■ EXERCISE
Scan the material and copy every line in which "executed" appears.
***** EXERCISE INPUT *****
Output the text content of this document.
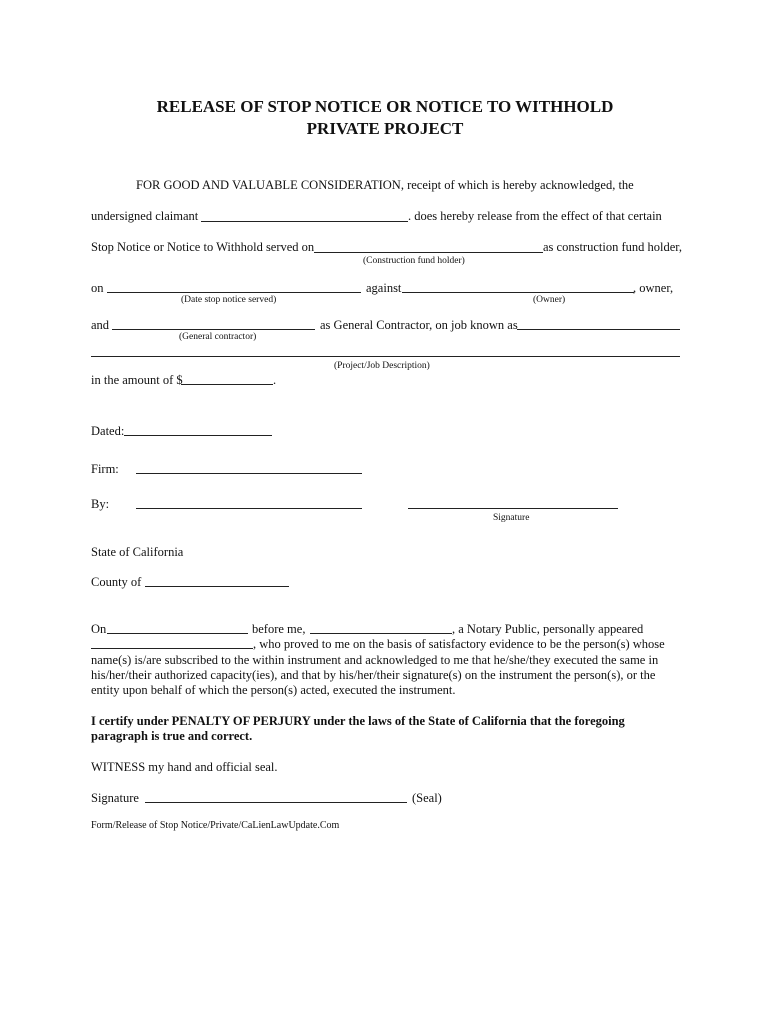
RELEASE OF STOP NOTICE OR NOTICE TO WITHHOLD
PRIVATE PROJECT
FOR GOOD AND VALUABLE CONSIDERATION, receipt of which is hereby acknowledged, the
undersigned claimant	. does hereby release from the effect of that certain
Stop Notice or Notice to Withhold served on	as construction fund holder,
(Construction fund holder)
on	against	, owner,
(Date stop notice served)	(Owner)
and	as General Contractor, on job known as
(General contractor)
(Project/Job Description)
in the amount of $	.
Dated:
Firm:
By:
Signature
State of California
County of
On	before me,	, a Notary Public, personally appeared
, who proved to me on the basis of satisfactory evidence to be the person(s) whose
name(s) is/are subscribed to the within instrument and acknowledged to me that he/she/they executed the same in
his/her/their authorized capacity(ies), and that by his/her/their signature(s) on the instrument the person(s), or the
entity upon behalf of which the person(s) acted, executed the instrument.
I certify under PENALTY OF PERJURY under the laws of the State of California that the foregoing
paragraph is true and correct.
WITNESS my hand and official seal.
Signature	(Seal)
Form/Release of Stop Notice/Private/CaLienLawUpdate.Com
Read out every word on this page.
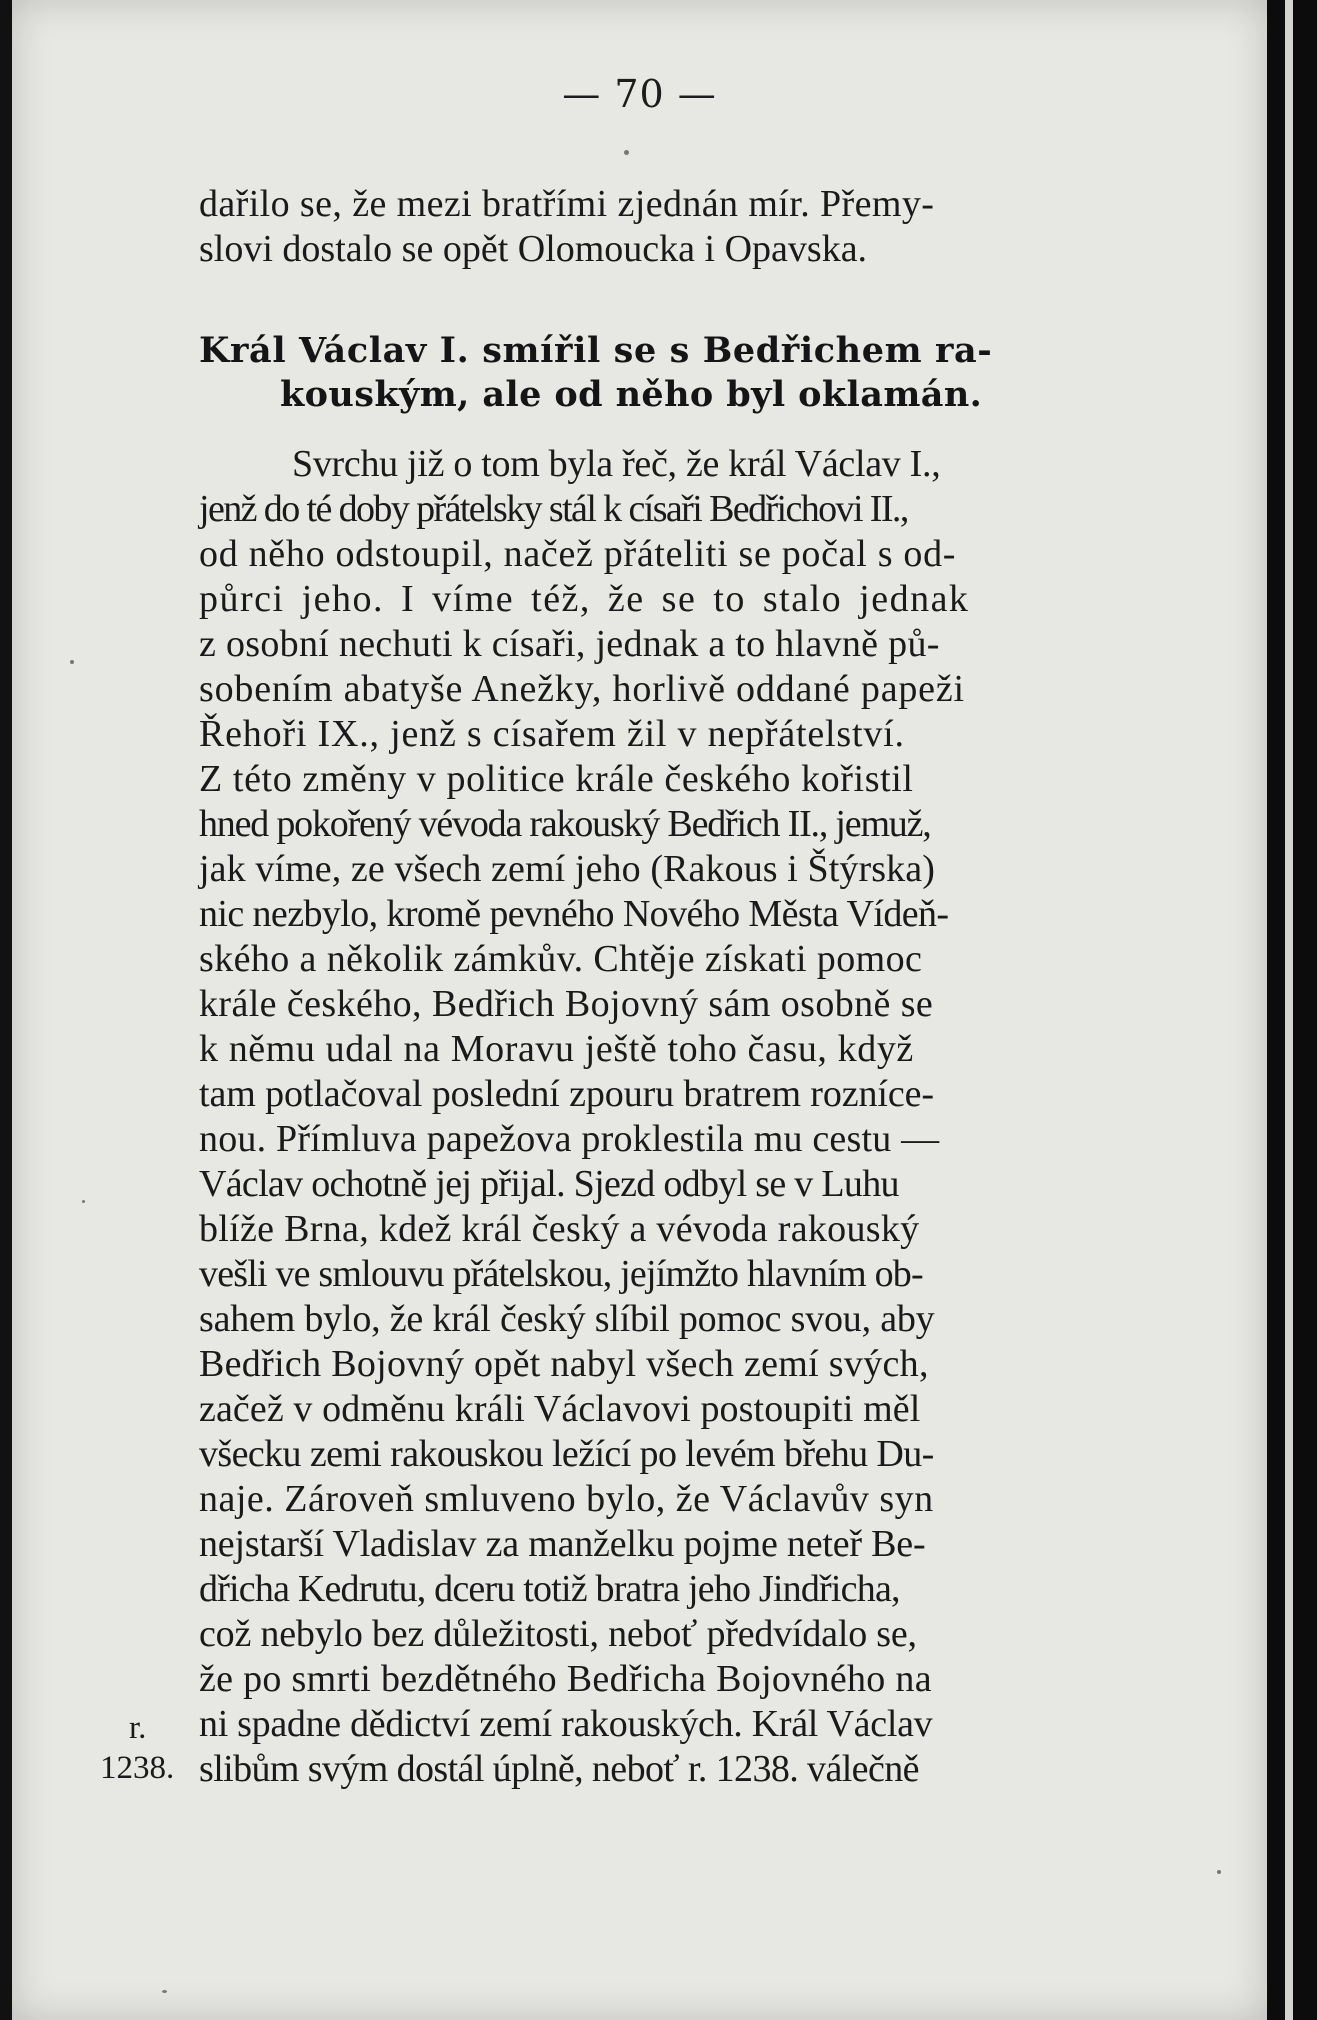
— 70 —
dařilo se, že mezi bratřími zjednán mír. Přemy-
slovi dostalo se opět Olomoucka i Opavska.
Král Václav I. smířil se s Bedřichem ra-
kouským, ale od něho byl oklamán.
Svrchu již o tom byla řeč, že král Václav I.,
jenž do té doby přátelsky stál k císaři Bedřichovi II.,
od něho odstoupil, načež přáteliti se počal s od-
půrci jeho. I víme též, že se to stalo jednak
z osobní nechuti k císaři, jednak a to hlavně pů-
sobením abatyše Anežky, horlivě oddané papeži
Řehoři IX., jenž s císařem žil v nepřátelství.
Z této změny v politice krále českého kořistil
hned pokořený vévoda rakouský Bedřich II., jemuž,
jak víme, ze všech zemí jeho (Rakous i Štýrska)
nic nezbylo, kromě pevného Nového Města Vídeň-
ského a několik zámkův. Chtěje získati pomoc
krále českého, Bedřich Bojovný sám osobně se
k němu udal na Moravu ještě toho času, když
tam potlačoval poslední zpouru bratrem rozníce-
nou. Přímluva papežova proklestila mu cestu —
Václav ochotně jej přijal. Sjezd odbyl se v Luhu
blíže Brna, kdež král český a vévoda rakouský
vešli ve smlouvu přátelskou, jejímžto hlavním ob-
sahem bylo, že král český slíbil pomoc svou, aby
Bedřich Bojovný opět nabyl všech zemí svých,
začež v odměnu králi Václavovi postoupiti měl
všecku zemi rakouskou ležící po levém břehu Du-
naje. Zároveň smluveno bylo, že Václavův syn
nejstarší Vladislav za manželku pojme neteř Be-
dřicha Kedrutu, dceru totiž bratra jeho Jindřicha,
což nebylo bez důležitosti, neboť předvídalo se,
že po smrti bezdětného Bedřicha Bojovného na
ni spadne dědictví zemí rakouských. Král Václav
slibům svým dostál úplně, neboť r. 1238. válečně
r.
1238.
*****
***** EXERCISE INPUT *****
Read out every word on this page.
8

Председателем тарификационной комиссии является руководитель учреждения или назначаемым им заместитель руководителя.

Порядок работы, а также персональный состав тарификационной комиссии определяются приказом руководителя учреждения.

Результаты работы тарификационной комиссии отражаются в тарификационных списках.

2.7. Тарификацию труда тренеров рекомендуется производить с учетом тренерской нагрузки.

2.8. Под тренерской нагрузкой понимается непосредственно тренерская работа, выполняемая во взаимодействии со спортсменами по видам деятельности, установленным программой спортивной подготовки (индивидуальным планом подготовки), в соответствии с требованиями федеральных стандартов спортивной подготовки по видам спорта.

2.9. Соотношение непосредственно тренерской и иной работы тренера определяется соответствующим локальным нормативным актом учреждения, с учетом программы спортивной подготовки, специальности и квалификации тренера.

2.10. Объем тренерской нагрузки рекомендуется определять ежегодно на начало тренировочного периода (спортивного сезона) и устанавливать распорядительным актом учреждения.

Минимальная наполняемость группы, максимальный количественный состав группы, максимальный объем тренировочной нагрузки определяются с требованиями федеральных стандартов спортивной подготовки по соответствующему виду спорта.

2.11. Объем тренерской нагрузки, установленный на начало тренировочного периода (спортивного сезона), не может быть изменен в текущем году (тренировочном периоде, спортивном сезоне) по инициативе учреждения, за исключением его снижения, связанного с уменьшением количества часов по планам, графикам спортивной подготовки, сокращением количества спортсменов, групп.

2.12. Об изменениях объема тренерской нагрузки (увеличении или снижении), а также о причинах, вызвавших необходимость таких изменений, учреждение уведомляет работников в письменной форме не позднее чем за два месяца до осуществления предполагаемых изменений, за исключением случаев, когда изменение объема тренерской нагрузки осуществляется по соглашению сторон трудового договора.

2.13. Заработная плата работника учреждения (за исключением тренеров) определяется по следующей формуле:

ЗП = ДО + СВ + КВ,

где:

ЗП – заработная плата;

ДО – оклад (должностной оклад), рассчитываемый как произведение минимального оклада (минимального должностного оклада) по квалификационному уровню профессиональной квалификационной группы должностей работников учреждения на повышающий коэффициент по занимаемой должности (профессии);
*****
■ ANSWER IN FULL
name(s) is/are subscribed to the within instrument and acknowledged to me that he/she/they executed the same in
entity upon behalf of which the person(s) acted, executed the instrument.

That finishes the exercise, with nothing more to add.